What to produce: Return all lines where the word "Document" can be found.

Dataset records:
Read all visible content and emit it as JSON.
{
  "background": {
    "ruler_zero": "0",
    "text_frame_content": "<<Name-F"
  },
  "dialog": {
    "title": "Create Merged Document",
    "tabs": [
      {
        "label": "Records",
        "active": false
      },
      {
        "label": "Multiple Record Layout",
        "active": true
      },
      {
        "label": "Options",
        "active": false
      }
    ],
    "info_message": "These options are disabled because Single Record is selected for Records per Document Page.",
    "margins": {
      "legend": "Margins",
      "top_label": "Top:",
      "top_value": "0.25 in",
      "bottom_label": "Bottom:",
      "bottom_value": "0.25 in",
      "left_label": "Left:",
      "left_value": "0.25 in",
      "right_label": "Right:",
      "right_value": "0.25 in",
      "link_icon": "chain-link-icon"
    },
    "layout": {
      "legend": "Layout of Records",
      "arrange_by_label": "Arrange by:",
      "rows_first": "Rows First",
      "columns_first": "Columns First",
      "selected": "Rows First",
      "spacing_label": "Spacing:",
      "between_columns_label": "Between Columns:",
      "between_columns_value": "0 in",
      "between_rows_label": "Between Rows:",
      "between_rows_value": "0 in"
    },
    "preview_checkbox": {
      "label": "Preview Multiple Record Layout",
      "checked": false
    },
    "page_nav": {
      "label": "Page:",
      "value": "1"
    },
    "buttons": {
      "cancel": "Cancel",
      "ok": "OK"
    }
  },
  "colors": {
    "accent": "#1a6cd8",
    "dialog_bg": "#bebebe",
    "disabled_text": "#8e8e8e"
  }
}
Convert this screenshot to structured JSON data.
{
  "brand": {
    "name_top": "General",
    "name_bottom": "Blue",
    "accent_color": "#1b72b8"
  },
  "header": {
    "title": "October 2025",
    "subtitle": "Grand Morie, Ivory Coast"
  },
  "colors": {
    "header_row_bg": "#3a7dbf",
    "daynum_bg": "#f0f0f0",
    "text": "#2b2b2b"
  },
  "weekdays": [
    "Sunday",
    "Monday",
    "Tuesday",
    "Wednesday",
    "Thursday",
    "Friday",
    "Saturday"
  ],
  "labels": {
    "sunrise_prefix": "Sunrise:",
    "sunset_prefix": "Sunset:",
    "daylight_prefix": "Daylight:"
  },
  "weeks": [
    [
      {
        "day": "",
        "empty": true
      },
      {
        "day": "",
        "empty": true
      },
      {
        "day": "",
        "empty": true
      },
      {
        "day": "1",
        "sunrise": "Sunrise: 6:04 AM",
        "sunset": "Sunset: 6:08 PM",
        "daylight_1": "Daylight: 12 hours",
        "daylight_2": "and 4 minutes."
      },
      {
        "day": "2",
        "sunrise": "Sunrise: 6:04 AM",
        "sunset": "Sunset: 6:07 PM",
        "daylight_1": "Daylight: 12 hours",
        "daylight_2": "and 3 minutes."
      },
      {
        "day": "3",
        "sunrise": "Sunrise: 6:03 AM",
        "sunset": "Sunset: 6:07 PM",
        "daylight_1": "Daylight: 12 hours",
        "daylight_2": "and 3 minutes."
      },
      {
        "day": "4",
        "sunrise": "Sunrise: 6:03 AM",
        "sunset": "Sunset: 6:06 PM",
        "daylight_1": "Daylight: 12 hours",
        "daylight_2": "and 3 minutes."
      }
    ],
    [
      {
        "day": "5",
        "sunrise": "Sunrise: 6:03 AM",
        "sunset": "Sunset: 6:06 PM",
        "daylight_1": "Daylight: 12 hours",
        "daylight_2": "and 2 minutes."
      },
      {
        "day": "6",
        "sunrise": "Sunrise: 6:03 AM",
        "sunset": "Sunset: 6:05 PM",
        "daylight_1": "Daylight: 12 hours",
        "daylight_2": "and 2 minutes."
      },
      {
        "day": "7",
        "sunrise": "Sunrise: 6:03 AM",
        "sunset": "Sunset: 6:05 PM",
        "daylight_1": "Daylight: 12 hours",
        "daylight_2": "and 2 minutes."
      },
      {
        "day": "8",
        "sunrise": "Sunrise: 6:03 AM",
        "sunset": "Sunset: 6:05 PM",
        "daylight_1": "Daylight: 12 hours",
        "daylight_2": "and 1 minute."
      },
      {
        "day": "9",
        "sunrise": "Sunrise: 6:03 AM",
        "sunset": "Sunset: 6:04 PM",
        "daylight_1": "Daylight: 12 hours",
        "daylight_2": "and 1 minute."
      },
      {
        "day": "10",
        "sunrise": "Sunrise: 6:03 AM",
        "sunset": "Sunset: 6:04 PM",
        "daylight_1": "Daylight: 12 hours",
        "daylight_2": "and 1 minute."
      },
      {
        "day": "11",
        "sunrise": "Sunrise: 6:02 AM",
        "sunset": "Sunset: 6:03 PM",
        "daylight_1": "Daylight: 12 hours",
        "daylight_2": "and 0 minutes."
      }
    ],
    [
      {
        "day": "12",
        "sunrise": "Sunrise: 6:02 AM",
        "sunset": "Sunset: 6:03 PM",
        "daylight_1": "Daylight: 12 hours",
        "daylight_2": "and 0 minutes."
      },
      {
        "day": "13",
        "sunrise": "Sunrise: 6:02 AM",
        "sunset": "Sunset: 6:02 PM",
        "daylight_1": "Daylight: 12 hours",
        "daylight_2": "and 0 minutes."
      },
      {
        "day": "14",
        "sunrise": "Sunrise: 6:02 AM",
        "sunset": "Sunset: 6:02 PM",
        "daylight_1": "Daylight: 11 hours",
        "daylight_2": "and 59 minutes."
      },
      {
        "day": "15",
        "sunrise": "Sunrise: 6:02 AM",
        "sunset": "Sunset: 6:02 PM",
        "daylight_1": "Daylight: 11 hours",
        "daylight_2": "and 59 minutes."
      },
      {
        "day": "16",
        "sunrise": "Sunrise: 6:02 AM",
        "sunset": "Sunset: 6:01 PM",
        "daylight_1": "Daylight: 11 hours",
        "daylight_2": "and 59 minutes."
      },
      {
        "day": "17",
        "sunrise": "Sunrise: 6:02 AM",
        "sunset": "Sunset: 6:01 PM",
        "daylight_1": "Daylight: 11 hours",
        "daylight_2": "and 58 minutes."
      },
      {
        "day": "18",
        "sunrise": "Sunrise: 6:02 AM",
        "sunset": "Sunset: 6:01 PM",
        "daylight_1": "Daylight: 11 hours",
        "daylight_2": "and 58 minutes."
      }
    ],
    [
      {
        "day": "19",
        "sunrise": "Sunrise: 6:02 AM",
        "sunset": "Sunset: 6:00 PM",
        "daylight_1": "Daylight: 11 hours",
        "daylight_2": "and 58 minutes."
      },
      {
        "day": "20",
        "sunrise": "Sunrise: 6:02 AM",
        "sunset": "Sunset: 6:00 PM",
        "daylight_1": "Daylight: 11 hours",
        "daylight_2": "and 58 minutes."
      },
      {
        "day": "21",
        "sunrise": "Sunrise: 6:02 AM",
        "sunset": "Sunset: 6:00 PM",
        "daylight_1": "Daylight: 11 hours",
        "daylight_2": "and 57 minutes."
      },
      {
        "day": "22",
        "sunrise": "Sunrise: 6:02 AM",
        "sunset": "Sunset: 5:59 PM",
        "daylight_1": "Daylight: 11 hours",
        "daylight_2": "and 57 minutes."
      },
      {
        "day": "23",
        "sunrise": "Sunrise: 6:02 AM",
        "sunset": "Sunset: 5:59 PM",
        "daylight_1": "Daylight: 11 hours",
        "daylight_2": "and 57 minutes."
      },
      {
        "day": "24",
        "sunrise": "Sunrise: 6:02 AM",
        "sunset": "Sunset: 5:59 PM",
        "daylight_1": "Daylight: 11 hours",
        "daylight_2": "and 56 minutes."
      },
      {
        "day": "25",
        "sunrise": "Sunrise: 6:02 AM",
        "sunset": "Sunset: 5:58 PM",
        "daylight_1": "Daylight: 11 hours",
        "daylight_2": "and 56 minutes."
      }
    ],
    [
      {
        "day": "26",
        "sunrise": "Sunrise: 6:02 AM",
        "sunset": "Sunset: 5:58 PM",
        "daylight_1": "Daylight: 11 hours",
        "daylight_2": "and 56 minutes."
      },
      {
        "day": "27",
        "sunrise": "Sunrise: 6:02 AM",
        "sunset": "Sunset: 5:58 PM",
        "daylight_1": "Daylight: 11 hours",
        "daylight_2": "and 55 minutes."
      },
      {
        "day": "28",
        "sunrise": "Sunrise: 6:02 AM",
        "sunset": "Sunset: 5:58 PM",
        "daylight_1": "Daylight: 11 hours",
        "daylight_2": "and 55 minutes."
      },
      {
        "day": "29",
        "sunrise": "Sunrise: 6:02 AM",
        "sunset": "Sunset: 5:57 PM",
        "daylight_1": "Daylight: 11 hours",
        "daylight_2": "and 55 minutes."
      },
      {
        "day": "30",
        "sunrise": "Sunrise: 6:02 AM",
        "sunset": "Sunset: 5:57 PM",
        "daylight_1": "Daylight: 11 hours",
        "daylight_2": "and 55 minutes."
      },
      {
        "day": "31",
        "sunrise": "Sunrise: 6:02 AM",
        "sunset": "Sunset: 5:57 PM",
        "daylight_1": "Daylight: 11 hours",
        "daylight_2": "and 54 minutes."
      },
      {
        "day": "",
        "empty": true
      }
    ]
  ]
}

Output of the exercise:
    "title": "Create Merged Document",
    "info_message": "These options are disabled because Single Record is selected for Records per Document Page.",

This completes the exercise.